SET TASK —
Only lines with the word "finanziarie" are needed; collect each of them from the listing below.

RECORDED INFORMATION —
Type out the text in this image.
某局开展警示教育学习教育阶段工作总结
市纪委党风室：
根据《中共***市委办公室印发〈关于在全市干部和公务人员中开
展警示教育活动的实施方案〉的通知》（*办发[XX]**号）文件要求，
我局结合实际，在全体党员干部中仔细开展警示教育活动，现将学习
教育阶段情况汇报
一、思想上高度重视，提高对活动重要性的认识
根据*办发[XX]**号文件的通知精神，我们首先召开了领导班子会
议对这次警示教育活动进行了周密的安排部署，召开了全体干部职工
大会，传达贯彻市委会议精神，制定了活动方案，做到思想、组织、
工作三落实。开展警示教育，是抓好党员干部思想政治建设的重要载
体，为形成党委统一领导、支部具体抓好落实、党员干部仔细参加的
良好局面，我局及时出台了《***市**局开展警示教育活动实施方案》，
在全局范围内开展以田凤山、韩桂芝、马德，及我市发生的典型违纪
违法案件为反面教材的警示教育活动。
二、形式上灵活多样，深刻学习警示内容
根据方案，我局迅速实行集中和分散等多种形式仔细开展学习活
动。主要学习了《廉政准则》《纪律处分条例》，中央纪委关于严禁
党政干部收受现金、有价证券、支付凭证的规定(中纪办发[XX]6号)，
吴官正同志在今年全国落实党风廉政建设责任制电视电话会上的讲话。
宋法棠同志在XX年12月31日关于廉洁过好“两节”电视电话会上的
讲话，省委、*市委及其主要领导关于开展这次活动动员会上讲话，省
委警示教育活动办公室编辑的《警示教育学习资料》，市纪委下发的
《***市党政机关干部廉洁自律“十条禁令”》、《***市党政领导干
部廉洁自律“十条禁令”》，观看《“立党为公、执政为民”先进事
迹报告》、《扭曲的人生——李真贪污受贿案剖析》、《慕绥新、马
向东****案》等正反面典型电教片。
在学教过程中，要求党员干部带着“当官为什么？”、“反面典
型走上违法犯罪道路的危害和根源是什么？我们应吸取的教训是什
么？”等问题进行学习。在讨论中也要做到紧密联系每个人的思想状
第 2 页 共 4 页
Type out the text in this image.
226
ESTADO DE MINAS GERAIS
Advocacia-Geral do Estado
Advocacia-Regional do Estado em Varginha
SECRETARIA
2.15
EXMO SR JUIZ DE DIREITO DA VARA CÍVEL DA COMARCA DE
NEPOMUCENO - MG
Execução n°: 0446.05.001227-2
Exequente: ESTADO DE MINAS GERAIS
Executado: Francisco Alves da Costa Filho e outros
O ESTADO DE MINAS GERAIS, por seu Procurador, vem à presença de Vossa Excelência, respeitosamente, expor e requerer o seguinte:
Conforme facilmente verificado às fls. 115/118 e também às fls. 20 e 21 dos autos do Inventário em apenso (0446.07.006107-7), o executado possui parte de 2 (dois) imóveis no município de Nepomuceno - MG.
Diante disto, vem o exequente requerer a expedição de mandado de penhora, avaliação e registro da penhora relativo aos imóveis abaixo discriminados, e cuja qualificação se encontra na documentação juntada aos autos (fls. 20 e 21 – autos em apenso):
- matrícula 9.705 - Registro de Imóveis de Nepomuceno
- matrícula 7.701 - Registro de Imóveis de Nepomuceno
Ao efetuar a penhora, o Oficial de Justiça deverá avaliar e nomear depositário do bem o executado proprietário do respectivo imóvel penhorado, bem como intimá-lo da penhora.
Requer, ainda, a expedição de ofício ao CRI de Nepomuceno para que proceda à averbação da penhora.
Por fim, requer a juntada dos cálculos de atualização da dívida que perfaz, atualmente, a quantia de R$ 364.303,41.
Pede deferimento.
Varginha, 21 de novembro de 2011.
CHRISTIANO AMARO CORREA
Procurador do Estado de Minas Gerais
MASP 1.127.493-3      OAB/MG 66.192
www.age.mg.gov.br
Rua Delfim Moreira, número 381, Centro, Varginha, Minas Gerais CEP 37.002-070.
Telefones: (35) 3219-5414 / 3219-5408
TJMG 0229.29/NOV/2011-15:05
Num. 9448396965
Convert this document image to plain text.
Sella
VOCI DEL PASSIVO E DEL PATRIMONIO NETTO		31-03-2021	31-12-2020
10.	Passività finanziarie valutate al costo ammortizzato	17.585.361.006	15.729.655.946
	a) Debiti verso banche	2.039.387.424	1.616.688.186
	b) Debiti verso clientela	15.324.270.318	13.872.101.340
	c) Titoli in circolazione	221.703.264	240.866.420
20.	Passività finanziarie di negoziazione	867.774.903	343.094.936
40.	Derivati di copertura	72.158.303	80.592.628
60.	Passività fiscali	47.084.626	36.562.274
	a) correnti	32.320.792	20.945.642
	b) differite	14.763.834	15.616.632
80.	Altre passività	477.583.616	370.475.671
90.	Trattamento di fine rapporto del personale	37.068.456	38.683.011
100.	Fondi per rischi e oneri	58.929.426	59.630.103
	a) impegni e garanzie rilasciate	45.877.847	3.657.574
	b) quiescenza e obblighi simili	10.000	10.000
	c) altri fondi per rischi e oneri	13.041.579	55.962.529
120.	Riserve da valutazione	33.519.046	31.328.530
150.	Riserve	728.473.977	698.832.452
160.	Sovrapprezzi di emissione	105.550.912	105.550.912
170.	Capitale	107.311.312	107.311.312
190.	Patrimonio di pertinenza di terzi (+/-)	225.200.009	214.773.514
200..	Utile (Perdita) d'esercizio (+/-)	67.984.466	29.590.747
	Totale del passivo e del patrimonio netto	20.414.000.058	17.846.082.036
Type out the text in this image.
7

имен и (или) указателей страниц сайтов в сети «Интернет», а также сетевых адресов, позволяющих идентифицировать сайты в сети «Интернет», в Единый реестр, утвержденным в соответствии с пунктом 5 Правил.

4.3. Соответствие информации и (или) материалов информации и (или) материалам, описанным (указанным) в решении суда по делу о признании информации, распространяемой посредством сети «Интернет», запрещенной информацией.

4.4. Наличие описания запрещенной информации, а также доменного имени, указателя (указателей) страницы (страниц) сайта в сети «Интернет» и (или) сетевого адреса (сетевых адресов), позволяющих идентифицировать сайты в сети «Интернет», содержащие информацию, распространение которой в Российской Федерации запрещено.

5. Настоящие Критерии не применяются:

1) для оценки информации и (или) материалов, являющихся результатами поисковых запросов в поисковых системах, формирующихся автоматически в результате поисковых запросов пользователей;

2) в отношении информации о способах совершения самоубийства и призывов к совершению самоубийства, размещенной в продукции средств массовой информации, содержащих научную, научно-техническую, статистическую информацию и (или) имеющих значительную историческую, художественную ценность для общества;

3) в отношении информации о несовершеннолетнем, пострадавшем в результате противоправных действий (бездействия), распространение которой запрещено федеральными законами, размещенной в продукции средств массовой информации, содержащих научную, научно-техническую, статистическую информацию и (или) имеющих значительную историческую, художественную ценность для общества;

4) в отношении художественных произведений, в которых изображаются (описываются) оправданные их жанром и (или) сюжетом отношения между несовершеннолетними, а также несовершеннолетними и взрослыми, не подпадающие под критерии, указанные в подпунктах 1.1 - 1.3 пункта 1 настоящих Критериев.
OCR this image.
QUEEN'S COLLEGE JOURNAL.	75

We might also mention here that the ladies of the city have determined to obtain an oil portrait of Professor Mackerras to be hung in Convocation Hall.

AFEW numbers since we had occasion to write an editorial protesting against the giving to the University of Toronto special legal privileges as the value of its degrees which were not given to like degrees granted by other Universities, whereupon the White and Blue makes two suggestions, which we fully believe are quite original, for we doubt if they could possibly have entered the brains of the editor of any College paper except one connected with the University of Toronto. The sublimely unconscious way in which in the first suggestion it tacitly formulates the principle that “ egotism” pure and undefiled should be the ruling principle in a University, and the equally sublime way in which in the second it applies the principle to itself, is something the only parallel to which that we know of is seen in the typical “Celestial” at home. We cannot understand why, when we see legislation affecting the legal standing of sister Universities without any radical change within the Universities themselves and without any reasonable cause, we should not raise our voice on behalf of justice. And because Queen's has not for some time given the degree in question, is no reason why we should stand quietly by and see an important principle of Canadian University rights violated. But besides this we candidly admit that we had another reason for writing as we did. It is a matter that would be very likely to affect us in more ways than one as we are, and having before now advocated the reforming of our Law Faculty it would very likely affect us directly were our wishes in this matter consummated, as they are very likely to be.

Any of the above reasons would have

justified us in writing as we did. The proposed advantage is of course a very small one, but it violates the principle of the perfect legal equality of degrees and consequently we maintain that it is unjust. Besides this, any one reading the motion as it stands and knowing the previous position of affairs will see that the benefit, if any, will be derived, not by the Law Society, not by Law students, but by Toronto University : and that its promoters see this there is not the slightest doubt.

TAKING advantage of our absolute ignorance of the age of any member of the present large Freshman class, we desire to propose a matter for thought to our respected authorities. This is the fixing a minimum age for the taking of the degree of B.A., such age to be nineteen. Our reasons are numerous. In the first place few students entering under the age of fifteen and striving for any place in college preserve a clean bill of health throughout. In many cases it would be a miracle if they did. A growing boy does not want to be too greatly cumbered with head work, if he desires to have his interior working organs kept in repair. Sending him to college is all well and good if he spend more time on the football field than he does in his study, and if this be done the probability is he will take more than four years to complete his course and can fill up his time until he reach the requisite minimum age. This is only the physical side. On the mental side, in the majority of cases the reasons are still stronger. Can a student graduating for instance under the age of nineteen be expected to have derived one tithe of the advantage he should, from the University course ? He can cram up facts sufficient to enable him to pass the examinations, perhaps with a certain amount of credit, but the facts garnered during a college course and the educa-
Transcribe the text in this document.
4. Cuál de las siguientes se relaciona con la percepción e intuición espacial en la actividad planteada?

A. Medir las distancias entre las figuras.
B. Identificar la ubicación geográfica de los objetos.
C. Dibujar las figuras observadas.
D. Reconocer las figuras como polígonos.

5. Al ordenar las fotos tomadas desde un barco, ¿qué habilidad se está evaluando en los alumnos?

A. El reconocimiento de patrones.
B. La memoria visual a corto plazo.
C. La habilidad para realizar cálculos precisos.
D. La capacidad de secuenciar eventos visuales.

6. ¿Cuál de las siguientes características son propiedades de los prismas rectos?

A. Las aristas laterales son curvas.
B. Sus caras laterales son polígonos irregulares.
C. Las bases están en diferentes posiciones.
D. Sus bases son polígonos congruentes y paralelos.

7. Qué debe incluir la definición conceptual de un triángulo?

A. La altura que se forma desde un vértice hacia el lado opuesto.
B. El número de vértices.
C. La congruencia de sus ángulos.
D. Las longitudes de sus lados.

TASK RESPONSE —
10.	Passività finanziarie valutate al costo ammortizzato	17.585.361.006	15.729.655.946
20.	Passività finanziarie di negoziazione	867.774.903	343.094.936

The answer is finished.